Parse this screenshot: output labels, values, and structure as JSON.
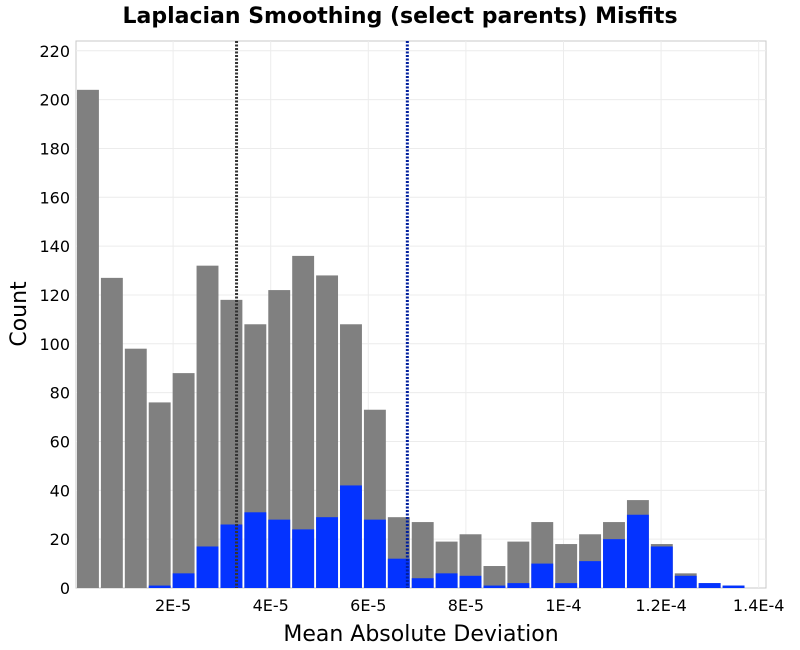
{
  "chart_data": {
    "type": "bar",
    "title": "Laplacian Smoothing (select parents) Misfits",
    "xlabel": "Mean Absolute Deviation",
    "ylabel": "Count",
    "xlim": [
      1e-07,
      0.0001415
    ],
    "ylim": [
      0,
      224
    ],
    "x_ticks": [
      {
        "value": 2e-05,
        "label": "2E-5"
      },
      {
        "value": 4e-05,
        "label": "4E-5"
      },
      {
        "value": 6e-05,
        "label": "6E-5"
      },
      {
        "value": 8e-05,
        "label": "8E-5"
      },
      {
        "value": 0.0001,
        "label": "1E-4"
      },
      {
        "value": 0.00012,
        "label": "1.2E-4"
      },
      {
        "value": 0.00014,
        "label": "1.4E-4"
      }
    ],
    "y_ticks": [
      {
        "value": 0,
        "label": "0"
      },
      {
        "value": 20,
        "label": "20"
      },
      {
        "value": 40,
        "label": "40"
      },
      {
        "value": 60,
        "label": "60"
      },
      {
        "value": 80,
        "label": "80"
      },
      {
        "value": 100,
        "label": "100"
      },
      {
        "value": 120,
        "label": "120"
      },
      {
        "value": 140,
        "label": "140"
      },
      {
        "value": 160,
        "label": "160"
      },
      {
        "value": 180,
        "label": "180"
      },
      {
        "value": 200,
        "label": "200"
      },
      {
        "value": 220,
        "label": "220"
      }
    ],
    "bin_start": 1e-07,
    "bin_width": 4.9e-06,
    "series": [
      {
        "color": "#808080",
        "values": [
          204,
          127,
          98,
          76,
          88,
          132,
          118,
          108,
          122,
          136,
          128,
          108,
          73,
          29,
          27,
          19,
          22,
          9,
          19,
          27,
          18,
          22,
          27,
          36,
          18,
          6,
          2,
          1
        ]
      },
      {
        "color": "#0433ff",
        "values": [
          0,
          0,
          0,
          1,
          6,
          17,
          26,
          31,
          28,
          24,
          29,
          42,
          28,
          12,
          4,
          6,
          5,
          1,
          2,
          10,
          2,
          11,
          20,
          30,
          17,
          5,
          2,
          1
        ]
      }
    ],
    "reference_lines": [
      {
        "x": 3.3e-05,
        "color": "#333333"
      },
      {
        "x": 6.8e-05,
        "color": "#001f9e"
      }
    ],
    "grid": true
  }
}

→ **Do this**
Say how many lines include the word "color"; reply with the number alone.

→ **Problem solution**
4